• Direction
Show every line in the entries below where the word "валютних" appears.

• Excerpted records
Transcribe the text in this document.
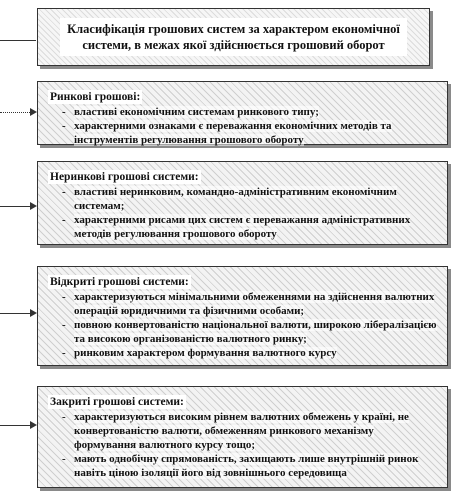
Класифікація грошових систем за характером економічної системи, в межах якої здійснюється грошовий оборот
Ринкові грошові:
- властиві економічним системам ринкового типу;
- характерними ознаками є переважання економічних методів та інструментів регулювання грошового обороту
Неринкові грошові системи:
- властиві неринковим, командно-адміністративним економічним системам;
- характерними рисами цих систем є переважання адміністративних методів регулювання грошового обороту
Відкриті грошові системи:
- характеризуються мінімальними обмеженнями на здійснення валютних операцій юридичними та фізичними особами;
- повною конвертованістю національної валюти, широкою лібералізацією та високою організованістю валютного ринку;
- ринковим характером формування валютного курсу
Закриті грошові системи:
- характеризуються високим рівнем валютних обмежень у країні, не конвертованістю валюти, обмеженням ринкового механізму формування валютного курсу тощо;
- мають однобічну спрямованість, захищають лише внутрішній ринок навіть ціною ізоляції його від зовнішнього середовища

• Result of the exercise
- характеризуються мінімальними обмеженнями на здійснення валютних операцій юридичними та фізичними особами;
- характеризуються високим рівнем валютних обмежень у країні, не конвертованістю валюти, обмеженням ринкового механізму формування валютного курсу тощо;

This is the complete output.